• [Written task]: Show each line from the listing that includes the word "Manuel".

• [The input]:
=-=-=
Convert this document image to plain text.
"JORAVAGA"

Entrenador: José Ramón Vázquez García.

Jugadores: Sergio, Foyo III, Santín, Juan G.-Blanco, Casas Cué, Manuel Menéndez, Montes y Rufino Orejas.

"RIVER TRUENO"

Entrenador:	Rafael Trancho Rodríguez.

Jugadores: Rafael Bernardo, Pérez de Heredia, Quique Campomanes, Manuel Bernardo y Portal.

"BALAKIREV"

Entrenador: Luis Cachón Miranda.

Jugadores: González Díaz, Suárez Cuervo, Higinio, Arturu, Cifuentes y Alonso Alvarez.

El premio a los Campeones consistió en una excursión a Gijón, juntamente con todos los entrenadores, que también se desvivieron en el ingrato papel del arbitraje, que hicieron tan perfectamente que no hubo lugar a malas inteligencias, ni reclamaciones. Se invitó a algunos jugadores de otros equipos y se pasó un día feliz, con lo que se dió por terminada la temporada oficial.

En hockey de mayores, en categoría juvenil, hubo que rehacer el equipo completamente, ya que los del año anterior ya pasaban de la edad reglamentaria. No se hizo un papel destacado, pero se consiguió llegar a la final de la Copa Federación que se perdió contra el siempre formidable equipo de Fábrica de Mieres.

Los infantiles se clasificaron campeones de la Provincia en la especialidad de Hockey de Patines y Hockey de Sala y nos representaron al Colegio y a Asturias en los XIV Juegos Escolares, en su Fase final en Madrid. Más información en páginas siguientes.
=-=-=
• [Written response]:
Jugadores: Sergio, Foyo III, Santín, Juan G.-Blanco, Casas Cué, Manuel Menéndez, Montes y Rufino Orejas.
Jugadores: Rafael Bernardo, Pérez de Heredia, Quique Campomanes, Manuel Bernardo y Portal.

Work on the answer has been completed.